++++ Exercise data

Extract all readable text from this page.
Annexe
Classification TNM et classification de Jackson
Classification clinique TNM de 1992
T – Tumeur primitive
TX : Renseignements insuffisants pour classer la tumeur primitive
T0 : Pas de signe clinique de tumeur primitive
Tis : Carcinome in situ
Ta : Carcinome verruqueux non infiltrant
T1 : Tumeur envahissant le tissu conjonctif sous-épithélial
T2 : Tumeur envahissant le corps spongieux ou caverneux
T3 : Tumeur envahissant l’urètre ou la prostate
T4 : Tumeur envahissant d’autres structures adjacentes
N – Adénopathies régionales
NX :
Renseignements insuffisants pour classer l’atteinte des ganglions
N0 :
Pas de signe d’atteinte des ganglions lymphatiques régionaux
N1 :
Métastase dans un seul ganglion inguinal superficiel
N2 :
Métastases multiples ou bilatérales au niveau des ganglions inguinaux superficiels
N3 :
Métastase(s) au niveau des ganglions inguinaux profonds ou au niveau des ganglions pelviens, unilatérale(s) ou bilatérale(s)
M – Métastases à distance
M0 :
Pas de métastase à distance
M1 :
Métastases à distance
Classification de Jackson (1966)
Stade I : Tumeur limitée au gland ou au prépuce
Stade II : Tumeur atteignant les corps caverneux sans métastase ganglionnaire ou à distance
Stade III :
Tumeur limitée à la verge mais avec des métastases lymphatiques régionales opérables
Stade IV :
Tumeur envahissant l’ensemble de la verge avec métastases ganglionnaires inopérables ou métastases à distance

++++++++

* _Given exercise_: Using the data above, return each line exactly as written.

* _Answer to this task_:
Extract all readable text from this page.
Annexe
Classification TNM et classification de Jackson
Classification clinique TNM de 1992
T – Tumeur primitive
TX : Renseignements insuffisants pour classer la tumeur primitive
T0 : Pas de signe clinique de tumeur primitive
Tis : Carcinome in situ
Ta : Carcinome verruqueux non infiltrant
T1 : Tumeur envahissant le tissu conjonctif sous-épithélial
T2 : Tumeur envahissant le corps spongieux ou caverneux
T3 : Tumeur envahissant l’urètre ou la prostate
T4 : Tumeur envahissant d’autres structures adjacentes
N – Adénopathies régionales
NX :
Renseignements insuffisants pour classer l’atteinte des ganglions
N0 :
Pas de signe d’atteinte des ganglions lymphatiques régionaux
N1 :
Métastase dans un seul ganglion inguinal superficiel
N2 :
Métastases multiples ou bilatérales au niveau des ganglions inguinaux superficiels
N3 :
Métastase(s) au niveau des ganglions inguinaux profonds ou au niveau des ganglions pelviens, unilatérale(s) ou bilatérale(s)
M – Métastases à distance
M0 :
Pas de métastase à distance
M1 :
Métastases à distance
Classification de Jackson (1966)
Stade I : Tumeur limitée au gland ou au prépuce
Stade II : Tumeur atteignant les corps caverneux sans métastase ganglionnaire ou à distance
Stade III :
Tumeur limitée à la verge mais avec des métastases lymphatiques régionales opérables
Stade IV :
Tumeur envahissant l’ensemble de la verge avec métastases ganglionnaires inopérables ou métastases à distance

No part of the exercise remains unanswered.